##### Dataset rows
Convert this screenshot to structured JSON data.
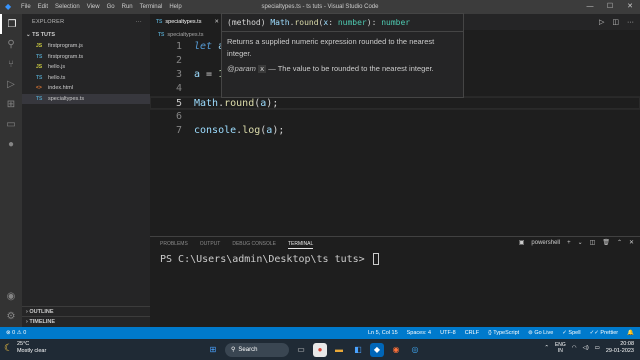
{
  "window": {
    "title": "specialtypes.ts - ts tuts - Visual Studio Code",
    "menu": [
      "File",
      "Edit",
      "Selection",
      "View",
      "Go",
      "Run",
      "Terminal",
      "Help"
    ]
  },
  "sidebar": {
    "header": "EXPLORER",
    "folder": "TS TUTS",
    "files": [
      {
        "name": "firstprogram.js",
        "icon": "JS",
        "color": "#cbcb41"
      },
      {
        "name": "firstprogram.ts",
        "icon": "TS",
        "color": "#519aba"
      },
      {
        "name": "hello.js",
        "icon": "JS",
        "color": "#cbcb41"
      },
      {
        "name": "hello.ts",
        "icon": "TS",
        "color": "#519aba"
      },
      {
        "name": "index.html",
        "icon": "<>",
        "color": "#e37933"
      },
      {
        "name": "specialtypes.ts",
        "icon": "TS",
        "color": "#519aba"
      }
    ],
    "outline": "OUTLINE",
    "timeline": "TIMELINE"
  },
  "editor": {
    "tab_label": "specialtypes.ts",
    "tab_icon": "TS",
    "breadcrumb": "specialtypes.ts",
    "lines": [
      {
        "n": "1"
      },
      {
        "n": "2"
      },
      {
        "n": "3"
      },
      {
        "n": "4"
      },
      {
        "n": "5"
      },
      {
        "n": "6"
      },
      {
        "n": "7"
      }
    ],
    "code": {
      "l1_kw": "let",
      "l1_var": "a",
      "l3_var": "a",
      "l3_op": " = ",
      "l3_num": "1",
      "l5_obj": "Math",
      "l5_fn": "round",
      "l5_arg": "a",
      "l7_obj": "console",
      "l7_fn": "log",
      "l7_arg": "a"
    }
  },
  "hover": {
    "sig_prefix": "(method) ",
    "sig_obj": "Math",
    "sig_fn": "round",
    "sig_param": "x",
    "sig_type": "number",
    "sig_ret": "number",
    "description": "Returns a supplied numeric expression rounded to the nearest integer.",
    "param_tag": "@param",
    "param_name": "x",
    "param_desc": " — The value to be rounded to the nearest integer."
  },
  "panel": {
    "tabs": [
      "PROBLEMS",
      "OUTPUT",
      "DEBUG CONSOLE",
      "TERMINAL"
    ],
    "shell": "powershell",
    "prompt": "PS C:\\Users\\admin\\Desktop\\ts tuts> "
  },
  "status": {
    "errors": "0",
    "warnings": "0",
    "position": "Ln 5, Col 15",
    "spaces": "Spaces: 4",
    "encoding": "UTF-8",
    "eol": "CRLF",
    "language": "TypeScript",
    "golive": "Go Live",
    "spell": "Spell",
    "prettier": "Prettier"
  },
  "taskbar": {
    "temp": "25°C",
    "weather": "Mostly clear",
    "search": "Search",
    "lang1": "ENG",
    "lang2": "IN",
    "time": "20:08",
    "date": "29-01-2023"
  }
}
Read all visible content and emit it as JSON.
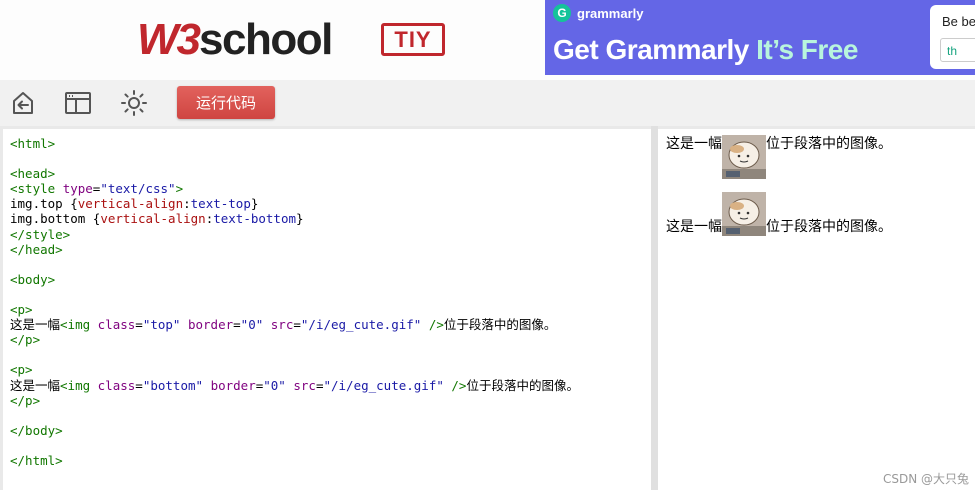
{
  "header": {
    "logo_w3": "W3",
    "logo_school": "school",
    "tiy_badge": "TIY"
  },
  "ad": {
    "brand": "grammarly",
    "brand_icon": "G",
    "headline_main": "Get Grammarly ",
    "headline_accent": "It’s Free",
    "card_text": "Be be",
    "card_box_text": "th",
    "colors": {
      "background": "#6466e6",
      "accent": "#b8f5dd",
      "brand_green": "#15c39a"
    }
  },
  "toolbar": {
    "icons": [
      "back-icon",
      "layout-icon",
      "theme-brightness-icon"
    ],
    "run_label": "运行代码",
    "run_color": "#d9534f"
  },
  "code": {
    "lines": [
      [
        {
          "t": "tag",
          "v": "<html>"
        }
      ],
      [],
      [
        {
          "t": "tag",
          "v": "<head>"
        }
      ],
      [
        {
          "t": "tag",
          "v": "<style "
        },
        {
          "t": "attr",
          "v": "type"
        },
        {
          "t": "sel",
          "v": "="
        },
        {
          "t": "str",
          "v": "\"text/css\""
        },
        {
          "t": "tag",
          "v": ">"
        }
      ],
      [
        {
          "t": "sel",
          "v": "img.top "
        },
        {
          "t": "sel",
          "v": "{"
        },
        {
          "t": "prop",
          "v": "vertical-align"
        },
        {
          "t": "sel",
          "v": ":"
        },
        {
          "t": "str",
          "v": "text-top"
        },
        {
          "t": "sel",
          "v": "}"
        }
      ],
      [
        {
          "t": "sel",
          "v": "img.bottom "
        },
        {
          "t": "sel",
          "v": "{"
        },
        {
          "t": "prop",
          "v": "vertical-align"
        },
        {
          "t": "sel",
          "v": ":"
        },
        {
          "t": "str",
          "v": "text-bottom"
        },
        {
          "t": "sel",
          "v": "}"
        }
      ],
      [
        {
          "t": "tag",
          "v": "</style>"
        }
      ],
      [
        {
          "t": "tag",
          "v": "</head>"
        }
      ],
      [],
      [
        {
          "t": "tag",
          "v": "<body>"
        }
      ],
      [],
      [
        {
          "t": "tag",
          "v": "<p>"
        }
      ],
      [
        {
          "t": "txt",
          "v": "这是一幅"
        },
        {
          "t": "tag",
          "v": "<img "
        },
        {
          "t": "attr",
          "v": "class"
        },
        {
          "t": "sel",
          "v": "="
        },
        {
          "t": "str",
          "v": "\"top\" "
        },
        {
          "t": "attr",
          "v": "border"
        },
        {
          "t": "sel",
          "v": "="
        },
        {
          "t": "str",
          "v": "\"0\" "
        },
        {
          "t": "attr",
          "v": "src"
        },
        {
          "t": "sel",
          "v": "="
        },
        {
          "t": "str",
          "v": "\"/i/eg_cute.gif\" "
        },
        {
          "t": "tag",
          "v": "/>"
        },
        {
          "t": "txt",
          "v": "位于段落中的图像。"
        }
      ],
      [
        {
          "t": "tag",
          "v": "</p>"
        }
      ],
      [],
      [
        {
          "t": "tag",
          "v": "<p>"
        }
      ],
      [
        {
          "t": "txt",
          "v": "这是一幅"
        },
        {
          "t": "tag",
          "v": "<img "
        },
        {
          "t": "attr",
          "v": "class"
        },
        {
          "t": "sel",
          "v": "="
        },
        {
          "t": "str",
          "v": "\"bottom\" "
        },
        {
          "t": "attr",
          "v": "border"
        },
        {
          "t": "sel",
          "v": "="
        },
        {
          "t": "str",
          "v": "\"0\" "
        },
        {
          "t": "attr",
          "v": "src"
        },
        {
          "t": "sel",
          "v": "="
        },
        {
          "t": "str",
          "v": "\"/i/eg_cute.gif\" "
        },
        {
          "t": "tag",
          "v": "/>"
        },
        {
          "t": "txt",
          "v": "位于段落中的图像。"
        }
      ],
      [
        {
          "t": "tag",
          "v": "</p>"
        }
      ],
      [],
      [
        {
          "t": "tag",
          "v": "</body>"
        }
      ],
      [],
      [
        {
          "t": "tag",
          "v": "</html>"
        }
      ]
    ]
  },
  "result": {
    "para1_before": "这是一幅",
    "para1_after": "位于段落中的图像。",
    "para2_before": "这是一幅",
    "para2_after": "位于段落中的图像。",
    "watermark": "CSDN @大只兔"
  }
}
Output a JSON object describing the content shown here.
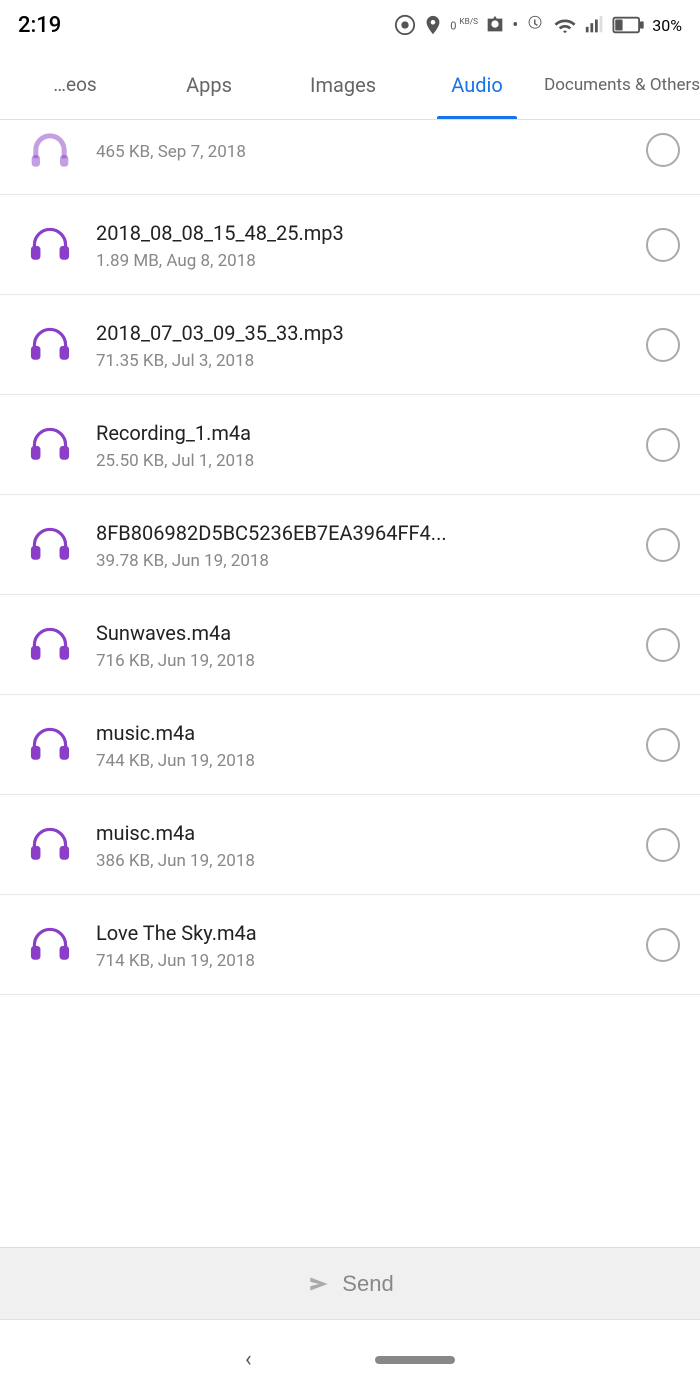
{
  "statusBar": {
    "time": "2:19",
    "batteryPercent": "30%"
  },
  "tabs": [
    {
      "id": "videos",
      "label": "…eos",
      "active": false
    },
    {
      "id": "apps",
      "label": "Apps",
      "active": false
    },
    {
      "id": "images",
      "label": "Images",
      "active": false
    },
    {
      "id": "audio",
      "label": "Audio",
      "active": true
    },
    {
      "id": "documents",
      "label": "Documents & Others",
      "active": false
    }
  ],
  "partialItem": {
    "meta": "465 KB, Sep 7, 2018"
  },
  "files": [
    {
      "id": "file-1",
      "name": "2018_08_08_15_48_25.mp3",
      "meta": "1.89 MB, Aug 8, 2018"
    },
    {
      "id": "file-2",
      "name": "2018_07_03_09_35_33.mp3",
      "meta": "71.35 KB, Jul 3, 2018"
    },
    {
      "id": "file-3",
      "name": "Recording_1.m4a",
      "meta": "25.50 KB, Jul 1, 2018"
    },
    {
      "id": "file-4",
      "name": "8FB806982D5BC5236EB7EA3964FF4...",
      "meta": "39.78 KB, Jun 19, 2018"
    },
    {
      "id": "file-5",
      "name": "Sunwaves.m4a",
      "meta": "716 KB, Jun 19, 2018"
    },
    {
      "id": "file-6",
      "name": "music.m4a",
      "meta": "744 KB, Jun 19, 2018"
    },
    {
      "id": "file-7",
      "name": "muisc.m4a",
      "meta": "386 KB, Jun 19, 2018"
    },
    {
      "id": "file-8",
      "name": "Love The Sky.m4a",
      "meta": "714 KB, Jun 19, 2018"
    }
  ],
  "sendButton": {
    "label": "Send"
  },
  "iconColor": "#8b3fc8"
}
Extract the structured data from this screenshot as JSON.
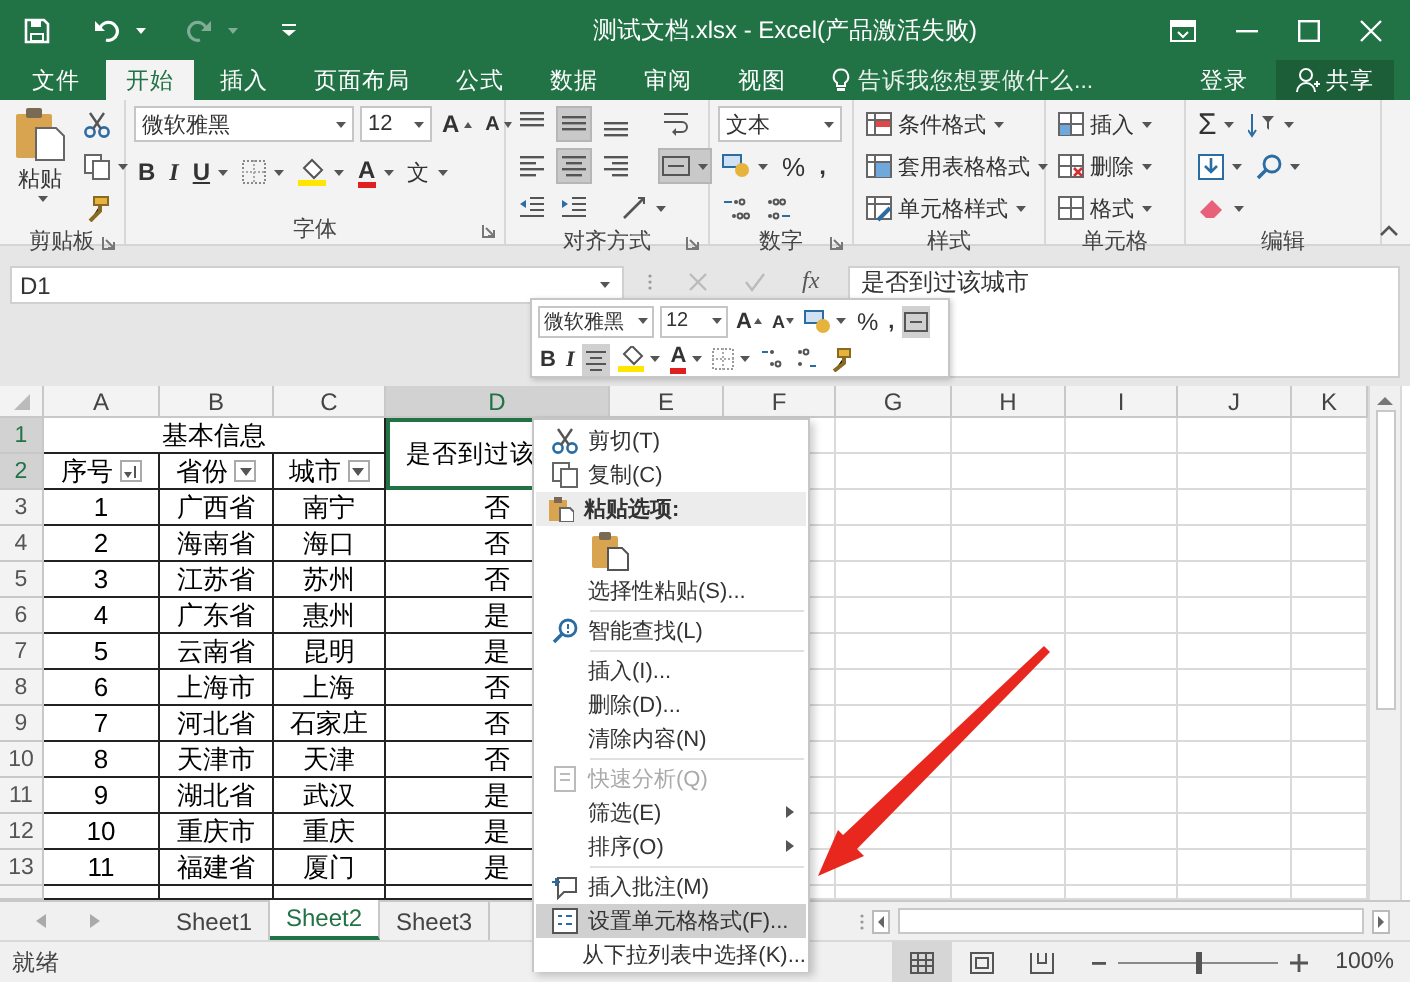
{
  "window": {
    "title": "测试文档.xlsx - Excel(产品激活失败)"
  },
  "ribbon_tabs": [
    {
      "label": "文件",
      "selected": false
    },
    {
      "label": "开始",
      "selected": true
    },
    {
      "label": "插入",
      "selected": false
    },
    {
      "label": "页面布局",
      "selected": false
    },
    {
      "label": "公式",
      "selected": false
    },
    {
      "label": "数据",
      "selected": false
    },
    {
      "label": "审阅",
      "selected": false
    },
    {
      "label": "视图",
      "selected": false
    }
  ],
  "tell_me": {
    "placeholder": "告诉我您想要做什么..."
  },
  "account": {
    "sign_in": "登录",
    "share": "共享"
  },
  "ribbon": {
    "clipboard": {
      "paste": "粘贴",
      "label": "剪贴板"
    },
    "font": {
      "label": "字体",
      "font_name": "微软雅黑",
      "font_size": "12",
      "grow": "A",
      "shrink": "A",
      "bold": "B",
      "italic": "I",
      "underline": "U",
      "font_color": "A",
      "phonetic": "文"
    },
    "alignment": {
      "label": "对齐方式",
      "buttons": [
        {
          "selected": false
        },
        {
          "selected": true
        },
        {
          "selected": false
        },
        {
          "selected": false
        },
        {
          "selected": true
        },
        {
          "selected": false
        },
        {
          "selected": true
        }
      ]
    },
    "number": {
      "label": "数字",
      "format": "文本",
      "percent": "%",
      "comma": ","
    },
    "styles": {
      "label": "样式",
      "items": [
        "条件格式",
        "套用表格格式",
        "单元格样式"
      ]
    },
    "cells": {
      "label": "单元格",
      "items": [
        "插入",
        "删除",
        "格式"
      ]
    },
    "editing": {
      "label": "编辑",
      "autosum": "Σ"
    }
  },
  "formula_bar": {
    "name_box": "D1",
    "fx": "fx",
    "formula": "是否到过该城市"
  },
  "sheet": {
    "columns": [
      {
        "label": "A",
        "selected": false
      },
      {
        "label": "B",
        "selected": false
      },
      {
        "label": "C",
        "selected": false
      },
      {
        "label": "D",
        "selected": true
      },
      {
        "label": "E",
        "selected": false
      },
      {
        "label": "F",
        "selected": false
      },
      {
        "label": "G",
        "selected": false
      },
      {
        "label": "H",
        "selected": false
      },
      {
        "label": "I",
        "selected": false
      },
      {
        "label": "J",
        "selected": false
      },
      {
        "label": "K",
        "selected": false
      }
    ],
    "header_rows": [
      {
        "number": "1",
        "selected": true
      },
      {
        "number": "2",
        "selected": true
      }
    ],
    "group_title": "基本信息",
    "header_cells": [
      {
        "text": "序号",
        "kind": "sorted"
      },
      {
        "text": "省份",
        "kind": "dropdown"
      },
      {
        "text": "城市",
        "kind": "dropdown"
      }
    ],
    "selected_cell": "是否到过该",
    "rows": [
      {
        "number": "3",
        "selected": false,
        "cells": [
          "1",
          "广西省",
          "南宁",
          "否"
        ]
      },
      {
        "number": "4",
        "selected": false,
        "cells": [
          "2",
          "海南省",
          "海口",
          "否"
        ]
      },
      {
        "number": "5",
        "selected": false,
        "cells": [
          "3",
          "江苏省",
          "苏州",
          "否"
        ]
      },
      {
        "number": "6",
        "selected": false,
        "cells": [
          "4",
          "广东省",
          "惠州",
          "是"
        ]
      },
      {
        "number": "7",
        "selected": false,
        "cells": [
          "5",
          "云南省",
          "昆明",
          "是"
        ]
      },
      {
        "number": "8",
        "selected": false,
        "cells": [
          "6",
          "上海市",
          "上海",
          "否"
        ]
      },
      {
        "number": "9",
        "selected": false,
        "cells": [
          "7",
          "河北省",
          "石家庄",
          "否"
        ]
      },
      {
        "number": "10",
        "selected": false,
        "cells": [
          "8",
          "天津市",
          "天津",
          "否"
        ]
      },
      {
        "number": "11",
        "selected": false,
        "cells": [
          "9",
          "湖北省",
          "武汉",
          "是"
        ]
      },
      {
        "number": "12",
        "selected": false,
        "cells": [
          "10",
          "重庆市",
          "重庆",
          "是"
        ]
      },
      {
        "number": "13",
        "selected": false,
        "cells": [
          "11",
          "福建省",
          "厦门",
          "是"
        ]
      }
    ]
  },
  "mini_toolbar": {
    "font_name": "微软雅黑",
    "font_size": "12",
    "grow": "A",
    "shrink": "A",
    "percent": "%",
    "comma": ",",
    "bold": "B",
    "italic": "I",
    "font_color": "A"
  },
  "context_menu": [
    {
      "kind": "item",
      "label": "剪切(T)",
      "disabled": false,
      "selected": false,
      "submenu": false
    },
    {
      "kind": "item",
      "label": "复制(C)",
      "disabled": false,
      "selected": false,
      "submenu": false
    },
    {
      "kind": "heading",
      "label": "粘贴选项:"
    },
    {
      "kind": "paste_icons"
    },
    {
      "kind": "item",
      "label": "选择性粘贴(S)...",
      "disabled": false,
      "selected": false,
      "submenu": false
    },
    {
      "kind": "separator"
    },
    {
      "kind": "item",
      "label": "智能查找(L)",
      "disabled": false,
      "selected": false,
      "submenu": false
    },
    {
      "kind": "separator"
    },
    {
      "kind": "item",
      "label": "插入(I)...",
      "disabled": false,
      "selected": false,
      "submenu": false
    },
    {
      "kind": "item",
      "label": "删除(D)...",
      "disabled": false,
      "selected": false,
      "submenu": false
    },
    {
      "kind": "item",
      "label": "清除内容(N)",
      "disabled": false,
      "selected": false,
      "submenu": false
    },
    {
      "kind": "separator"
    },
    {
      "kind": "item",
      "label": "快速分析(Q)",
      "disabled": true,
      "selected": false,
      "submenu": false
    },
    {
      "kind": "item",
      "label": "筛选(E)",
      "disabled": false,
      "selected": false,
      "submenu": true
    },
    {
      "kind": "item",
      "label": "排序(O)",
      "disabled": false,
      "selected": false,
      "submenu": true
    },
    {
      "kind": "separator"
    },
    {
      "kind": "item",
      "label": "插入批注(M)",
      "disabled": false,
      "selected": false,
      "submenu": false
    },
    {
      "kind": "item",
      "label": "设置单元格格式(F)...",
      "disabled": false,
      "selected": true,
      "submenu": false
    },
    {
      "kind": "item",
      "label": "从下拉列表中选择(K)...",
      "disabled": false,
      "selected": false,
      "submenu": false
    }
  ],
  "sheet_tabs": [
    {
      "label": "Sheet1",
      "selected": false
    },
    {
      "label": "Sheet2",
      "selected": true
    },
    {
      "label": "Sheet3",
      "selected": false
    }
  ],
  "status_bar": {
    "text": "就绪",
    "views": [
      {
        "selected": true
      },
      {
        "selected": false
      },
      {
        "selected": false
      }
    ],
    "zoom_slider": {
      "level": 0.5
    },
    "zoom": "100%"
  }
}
##########
> _Task directions_
Pull every line containing "this" from the material above.

> _Reply_
Convert this screenshot to structured JSON data.
Extract the structured data from this screenshot as JSON.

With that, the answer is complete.